--- Start of Input ---
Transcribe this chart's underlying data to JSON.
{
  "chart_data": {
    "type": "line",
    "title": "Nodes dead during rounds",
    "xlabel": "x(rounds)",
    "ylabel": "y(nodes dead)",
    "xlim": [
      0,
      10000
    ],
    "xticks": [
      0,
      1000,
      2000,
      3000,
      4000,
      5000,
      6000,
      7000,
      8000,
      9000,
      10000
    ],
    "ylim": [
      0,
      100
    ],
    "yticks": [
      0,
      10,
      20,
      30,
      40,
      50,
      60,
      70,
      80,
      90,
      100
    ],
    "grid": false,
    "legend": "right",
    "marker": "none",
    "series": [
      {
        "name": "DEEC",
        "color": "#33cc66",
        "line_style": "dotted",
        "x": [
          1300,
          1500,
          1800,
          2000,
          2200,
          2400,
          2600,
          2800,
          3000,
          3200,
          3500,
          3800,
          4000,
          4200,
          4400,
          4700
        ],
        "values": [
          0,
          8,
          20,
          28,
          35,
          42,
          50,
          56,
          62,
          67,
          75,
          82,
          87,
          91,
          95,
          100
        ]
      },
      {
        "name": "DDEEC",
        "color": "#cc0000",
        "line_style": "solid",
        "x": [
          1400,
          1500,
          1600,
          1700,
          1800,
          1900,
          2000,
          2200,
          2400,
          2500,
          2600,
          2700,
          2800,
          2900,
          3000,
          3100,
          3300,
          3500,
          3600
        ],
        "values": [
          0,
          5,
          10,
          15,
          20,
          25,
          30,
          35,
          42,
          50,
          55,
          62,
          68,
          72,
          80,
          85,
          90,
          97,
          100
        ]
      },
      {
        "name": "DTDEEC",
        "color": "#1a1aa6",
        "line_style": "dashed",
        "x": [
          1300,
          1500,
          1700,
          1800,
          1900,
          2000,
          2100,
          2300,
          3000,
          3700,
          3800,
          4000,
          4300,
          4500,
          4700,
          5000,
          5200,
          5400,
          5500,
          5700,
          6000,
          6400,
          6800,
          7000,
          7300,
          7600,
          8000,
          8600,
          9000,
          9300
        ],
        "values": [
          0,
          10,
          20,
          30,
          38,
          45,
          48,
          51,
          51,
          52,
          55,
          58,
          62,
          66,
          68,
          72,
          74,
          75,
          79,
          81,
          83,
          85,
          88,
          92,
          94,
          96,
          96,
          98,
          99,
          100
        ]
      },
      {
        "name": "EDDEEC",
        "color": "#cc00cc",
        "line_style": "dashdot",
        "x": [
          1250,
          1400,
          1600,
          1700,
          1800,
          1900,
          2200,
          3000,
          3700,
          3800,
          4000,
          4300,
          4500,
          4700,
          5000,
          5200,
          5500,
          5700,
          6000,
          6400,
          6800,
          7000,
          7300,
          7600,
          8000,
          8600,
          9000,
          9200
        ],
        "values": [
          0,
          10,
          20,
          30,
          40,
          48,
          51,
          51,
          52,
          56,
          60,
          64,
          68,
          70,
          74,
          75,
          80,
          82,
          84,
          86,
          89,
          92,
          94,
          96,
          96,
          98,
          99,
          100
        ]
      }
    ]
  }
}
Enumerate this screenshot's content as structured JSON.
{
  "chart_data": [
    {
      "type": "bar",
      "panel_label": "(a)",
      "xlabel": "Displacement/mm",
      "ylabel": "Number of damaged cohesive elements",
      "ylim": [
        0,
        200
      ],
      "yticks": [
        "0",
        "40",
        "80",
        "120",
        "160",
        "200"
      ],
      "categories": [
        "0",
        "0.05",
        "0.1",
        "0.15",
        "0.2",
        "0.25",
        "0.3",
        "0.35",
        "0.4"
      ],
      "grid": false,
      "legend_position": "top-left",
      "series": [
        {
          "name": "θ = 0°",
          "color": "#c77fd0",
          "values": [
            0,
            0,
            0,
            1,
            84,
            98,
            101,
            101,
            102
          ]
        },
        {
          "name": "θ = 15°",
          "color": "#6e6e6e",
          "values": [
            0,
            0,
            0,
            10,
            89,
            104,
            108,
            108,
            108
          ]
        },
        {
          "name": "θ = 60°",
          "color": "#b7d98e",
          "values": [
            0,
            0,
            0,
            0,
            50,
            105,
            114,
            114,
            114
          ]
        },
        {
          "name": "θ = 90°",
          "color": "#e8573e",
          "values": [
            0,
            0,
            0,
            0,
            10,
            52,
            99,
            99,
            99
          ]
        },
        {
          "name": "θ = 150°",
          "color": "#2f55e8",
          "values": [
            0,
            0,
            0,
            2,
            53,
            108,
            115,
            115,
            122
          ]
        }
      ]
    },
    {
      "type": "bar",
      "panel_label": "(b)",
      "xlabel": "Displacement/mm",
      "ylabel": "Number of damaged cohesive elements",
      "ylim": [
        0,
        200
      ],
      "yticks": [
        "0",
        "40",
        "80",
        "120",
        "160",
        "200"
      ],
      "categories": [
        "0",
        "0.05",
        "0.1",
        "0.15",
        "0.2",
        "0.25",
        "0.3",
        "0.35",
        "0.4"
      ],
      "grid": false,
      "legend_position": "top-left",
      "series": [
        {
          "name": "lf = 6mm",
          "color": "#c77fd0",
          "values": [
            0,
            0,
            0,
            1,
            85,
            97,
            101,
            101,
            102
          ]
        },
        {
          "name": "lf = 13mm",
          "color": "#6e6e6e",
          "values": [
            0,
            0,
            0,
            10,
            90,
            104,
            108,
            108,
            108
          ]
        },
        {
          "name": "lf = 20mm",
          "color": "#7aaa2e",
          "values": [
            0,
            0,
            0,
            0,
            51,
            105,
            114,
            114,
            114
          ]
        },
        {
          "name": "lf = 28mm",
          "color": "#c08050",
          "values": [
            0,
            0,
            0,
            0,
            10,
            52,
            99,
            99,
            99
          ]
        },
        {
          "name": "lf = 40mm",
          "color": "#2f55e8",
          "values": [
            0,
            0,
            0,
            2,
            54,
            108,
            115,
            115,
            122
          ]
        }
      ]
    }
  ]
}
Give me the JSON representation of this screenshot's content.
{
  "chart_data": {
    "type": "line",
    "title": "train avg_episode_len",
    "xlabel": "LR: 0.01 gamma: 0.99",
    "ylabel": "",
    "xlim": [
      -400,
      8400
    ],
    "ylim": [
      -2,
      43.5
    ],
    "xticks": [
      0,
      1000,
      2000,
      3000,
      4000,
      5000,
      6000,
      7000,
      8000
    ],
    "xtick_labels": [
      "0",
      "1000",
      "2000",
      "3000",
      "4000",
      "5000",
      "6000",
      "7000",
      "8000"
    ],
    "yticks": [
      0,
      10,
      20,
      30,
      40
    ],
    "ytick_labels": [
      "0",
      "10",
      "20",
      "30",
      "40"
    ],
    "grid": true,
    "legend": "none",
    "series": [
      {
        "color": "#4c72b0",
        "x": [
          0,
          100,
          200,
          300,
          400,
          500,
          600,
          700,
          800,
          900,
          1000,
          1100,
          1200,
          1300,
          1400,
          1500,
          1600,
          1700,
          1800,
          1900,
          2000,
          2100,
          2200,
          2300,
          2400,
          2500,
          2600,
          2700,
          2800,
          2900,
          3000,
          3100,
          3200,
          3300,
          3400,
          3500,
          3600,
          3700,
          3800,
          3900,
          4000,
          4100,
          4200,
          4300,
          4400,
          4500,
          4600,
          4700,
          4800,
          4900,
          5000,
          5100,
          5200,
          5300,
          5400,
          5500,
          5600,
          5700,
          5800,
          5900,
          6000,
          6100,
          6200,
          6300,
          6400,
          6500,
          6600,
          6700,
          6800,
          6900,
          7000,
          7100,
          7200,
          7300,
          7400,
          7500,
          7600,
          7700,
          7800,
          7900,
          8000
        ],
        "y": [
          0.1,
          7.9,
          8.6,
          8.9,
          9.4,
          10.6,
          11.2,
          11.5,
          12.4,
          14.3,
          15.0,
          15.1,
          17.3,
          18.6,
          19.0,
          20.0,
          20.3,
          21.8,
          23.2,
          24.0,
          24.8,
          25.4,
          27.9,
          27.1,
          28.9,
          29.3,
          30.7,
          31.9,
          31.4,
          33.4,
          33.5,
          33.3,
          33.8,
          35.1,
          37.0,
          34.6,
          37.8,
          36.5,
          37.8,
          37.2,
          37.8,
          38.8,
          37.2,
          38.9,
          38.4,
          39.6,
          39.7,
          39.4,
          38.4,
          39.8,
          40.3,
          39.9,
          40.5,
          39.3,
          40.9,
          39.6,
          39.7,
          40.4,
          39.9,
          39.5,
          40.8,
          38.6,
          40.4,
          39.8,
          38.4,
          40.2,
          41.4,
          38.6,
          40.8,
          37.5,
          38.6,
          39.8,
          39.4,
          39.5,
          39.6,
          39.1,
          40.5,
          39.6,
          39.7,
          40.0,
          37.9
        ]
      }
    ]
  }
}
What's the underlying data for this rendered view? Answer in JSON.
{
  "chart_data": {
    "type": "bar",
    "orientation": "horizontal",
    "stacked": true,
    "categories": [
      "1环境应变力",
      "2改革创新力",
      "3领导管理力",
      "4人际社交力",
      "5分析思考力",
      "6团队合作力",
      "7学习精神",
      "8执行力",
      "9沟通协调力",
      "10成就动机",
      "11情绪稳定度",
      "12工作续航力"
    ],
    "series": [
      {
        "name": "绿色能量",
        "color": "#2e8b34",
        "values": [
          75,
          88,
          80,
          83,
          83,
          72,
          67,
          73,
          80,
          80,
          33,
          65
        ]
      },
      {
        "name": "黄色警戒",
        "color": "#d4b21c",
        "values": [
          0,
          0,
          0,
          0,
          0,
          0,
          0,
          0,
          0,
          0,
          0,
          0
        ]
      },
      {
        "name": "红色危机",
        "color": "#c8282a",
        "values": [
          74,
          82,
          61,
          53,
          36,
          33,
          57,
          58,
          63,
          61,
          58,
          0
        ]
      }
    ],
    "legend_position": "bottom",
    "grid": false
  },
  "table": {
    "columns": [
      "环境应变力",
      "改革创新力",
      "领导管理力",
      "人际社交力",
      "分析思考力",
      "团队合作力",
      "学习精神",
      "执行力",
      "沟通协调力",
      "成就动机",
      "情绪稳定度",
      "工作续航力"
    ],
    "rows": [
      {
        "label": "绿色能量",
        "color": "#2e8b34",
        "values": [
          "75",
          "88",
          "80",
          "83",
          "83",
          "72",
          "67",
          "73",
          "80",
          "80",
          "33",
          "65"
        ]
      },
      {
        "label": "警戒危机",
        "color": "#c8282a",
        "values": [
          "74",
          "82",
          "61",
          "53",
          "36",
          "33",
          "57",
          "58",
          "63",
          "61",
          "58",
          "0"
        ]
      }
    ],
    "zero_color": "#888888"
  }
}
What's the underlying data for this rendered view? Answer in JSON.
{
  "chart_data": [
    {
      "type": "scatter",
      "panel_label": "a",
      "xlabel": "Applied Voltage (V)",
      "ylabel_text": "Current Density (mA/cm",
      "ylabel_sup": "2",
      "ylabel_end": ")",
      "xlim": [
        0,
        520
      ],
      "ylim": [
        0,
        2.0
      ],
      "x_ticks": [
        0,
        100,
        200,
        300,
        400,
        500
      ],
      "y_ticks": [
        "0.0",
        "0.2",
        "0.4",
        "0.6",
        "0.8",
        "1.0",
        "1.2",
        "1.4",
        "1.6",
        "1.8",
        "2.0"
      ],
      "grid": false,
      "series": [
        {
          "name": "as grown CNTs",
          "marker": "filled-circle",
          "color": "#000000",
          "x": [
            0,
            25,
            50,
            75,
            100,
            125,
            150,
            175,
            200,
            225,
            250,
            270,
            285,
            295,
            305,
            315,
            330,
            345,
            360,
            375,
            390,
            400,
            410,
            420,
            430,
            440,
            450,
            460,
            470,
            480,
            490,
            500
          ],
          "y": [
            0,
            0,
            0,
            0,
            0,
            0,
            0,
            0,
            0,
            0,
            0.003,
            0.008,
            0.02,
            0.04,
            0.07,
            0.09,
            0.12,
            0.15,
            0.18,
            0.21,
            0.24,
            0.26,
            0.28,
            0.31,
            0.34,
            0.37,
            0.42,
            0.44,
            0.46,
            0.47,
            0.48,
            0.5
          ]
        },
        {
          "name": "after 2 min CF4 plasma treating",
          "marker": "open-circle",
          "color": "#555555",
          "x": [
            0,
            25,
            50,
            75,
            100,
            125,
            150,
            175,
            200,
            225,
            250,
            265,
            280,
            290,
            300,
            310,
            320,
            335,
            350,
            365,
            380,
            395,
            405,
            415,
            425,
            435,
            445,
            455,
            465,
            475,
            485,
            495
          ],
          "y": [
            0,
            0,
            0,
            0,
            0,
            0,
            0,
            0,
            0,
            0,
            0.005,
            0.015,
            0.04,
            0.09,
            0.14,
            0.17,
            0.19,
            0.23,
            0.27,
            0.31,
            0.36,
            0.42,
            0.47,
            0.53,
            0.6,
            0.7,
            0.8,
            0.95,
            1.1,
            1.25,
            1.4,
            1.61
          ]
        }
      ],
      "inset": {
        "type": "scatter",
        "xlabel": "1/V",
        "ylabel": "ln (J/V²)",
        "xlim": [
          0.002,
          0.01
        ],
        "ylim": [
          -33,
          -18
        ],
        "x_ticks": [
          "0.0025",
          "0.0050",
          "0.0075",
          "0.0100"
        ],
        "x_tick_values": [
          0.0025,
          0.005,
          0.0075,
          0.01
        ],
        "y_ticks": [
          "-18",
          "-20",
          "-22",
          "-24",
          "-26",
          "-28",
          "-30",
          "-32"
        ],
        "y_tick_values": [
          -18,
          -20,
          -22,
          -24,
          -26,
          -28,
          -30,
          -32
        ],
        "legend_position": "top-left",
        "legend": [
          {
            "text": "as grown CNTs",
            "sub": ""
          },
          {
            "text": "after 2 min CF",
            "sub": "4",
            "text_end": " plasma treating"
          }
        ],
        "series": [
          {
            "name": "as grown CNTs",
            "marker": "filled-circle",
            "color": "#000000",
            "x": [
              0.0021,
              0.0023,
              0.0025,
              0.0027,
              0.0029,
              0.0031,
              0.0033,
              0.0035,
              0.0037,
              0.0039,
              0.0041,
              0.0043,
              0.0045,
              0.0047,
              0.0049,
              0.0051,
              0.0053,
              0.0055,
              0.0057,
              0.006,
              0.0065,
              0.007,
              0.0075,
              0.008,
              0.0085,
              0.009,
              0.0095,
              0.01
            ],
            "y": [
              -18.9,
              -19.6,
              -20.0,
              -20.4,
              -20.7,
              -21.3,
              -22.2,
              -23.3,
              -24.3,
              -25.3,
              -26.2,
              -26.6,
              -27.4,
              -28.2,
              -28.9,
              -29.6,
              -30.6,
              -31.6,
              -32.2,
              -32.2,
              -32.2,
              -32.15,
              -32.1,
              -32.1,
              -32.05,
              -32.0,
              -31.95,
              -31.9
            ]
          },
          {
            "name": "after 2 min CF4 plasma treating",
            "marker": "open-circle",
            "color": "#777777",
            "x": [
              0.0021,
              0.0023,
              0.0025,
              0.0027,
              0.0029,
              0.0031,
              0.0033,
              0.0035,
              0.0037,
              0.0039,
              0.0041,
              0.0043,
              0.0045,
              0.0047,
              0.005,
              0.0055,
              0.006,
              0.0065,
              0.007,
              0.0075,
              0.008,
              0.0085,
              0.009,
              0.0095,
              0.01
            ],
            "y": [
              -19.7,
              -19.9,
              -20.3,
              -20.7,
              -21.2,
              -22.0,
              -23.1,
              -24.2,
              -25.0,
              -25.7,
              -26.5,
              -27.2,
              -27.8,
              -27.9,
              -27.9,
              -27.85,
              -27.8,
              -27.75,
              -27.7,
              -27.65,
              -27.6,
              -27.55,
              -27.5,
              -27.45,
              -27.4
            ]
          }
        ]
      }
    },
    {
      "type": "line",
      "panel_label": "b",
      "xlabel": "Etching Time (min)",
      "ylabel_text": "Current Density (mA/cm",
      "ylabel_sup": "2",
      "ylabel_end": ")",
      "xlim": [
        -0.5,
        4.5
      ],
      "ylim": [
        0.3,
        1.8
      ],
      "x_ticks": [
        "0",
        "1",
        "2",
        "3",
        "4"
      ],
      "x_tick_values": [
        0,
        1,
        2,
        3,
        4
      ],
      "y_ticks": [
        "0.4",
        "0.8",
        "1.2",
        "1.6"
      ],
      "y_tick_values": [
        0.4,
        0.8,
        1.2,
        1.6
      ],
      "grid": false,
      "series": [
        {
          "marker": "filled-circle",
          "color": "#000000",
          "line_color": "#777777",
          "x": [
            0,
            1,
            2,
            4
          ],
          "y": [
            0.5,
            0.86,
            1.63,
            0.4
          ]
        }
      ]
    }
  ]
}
--- End of Input ---
▸ What to do
Gather and return every line that holds the string "plasma".

▸ Solution to this exercise
          "name": "after 2 min CF4 plasma treating",
            "text_end": " plasma treating"
            "name": "after 2 min CF4 plasma treating",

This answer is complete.